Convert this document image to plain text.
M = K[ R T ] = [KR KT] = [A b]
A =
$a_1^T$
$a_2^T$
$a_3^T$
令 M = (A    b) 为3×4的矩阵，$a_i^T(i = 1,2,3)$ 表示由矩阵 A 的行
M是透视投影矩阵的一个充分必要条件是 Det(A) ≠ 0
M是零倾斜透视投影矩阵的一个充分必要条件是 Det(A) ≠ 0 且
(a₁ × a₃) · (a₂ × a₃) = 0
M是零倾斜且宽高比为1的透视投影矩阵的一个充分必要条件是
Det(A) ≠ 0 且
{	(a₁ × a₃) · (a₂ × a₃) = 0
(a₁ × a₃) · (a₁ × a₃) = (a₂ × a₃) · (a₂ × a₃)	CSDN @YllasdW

————

Transcribe the material above in its entirety. Match it exactly.

SOLUTION FOR THIS PROBLEM –
Convert this document image to plain text.
M = K[ R T ] = [KR KT] = [A b]
A =
$a_1^T$
$a_2^T$
$a_3^T$
令 M = (A    b) 为3×4的矩阵，$a_i^T(i = 1,2,3)$ 表示由矩阵 A 的行
M是透视投影矩阵的一个充分必要条件是 Det(A) ≠ 0
M是零倾斜透视投影矩阵的一个充分必要条件是 Det(A) ≠ 0 且
(a₁ × a₃) · (a₂ × a₃) = 0
M是零倾斜且宽高比为1的透视投影矩阵的一个充分必要条件是
Det(A) ≠ 0 且
{	(a₁ × a₃) · (a₂ × a₃) = 0
(a₁ × a₃) · (a₁ × a₃) = (a₂ × a₃) · (a₂ × a₃)	CSDN @YllasdW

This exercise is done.